**Dataset entries:**
•••••

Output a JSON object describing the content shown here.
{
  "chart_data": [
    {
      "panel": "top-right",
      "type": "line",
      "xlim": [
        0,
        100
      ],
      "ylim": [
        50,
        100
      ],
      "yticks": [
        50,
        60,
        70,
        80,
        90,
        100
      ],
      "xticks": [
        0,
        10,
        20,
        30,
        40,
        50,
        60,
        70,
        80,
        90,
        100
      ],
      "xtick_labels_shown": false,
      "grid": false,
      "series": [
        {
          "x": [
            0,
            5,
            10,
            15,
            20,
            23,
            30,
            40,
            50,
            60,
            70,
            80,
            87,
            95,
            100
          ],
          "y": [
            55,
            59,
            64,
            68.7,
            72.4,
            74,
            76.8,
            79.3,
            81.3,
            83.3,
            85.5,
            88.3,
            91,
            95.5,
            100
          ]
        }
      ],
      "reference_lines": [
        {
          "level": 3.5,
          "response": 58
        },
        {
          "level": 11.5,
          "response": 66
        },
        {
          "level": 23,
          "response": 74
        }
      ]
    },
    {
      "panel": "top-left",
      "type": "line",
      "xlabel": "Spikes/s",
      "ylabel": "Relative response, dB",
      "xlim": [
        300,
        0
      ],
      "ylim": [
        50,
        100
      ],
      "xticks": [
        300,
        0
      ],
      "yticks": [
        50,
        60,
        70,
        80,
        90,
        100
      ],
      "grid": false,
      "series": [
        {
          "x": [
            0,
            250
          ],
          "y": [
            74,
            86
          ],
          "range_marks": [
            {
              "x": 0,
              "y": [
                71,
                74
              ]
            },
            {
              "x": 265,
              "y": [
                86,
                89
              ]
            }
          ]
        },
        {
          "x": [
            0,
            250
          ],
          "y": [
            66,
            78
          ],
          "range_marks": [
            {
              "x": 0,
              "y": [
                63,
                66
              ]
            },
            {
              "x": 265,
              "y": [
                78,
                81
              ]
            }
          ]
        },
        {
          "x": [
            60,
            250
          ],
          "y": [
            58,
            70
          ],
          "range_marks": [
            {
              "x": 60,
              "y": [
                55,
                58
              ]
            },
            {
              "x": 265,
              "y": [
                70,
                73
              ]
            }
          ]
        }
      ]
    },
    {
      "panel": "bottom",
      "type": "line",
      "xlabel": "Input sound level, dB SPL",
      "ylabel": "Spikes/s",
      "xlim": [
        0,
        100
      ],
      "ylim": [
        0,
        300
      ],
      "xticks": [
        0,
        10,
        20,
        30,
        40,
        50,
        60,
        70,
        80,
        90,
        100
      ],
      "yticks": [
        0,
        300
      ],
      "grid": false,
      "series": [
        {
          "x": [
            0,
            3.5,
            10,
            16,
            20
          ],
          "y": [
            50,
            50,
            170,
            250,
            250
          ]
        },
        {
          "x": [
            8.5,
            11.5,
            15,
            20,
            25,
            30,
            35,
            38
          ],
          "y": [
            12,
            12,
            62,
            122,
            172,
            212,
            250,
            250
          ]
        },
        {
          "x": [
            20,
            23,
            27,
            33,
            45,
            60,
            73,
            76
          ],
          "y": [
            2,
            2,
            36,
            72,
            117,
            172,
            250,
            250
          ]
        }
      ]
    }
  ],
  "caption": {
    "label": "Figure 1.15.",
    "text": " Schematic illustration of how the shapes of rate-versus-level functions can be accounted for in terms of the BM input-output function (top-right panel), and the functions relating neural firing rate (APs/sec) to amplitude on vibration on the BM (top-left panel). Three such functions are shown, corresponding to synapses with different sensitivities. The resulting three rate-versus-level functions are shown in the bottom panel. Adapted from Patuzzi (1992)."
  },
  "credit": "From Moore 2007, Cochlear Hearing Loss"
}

•••••

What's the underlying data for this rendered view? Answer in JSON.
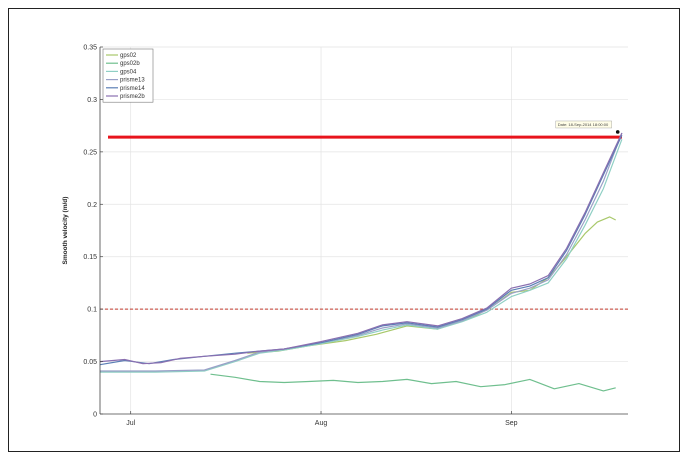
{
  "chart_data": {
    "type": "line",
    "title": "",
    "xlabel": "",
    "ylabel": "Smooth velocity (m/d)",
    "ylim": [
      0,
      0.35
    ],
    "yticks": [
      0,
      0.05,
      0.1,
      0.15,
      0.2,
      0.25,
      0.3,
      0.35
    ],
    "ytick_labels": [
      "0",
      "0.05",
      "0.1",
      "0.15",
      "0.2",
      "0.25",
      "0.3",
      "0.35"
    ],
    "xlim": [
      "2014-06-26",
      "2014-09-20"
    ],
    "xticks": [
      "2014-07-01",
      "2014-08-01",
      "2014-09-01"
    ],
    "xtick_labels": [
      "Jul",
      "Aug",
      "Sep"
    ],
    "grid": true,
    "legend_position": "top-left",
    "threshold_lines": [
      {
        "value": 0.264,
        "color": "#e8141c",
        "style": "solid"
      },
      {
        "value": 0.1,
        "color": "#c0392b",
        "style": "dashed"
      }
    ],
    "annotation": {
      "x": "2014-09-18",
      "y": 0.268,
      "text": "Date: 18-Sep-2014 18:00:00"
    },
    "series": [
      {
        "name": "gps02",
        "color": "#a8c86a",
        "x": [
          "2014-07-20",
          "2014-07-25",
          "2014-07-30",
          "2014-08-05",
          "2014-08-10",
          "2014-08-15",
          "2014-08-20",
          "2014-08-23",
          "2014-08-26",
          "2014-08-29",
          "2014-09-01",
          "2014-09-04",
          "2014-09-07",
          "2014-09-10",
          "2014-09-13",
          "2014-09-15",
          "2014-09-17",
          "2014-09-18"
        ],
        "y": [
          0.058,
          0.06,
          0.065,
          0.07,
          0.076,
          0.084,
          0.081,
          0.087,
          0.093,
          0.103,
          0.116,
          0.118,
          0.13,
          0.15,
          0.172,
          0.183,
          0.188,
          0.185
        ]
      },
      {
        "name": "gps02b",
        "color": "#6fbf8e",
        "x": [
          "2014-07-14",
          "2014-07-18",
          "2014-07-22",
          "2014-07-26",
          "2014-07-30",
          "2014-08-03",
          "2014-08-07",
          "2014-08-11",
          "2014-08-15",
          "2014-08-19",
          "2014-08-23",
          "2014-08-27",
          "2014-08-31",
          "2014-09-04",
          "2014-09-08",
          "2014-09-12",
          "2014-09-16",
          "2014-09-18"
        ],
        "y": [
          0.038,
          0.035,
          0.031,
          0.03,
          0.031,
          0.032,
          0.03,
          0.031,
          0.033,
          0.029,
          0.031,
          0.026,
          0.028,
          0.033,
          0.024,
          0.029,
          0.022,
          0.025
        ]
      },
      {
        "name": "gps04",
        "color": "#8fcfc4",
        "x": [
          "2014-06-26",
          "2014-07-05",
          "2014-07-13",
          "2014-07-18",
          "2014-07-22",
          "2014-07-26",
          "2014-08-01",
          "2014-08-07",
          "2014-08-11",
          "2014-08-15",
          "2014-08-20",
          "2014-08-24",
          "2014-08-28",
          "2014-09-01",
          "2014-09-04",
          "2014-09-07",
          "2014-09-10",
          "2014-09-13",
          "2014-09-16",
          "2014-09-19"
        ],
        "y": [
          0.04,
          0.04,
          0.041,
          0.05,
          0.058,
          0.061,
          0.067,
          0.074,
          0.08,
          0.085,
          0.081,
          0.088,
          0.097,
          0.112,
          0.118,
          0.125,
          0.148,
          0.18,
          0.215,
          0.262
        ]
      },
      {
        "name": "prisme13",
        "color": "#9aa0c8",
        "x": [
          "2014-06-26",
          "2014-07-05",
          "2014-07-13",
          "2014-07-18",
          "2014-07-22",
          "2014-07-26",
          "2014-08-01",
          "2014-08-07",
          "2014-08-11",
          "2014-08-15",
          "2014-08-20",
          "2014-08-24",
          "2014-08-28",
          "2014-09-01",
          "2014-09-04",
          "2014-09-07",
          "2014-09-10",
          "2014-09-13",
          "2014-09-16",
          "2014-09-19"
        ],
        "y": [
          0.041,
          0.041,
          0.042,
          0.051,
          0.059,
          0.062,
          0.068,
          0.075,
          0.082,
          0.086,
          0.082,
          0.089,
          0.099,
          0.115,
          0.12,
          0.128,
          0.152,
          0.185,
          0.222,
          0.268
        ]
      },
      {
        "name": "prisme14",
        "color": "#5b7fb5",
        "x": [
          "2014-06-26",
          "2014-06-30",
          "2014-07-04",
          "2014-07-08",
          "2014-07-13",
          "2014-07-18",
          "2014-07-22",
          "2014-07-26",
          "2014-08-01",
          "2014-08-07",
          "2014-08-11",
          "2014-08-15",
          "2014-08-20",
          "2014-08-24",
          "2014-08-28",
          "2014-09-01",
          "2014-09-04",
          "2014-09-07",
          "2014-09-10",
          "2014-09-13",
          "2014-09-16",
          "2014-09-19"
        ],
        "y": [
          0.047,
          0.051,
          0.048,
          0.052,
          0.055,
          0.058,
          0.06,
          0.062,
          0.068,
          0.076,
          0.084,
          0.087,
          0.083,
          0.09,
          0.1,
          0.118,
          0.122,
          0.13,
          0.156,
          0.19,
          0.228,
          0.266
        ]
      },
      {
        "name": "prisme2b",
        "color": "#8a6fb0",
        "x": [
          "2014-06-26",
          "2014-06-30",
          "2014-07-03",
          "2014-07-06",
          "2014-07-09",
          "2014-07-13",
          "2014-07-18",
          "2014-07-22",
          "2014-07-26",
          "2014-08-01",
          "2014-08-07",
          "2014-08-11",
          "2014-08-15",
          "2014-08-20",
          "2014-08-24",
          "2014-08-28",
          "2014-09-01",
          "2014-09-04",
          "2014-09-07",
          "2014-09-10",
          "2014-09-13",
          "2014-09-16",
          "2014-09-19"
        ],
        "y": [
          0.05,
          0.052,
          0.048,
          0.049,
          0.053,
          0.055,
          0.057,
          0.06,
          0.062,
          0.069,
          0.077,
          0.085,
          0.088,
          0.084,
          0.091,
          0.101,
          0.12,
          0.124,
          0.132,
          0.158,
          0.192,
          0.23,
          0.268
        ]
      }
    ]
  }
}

•••••

**Your objective:** Find the word "text" in the records and pull out each line that has it.

**Task answer:**
    "text": " Schematic illustration of how the shapes of rate-versus-level functions can be accounted for in terms of the BM input-output function (top-right panel), and the functions relating neural firing rate (APs/sec) to amplitude on vibration on the BM (top-left panel). Three such functions are shown, corresponding to synapses with different sensitivities. The resulting three rate-versus-level functions are shown in the bottom panel. Adapted from Patuzzi (1992)."
      "text": "Date: 18-Sep-2014 18:00:00"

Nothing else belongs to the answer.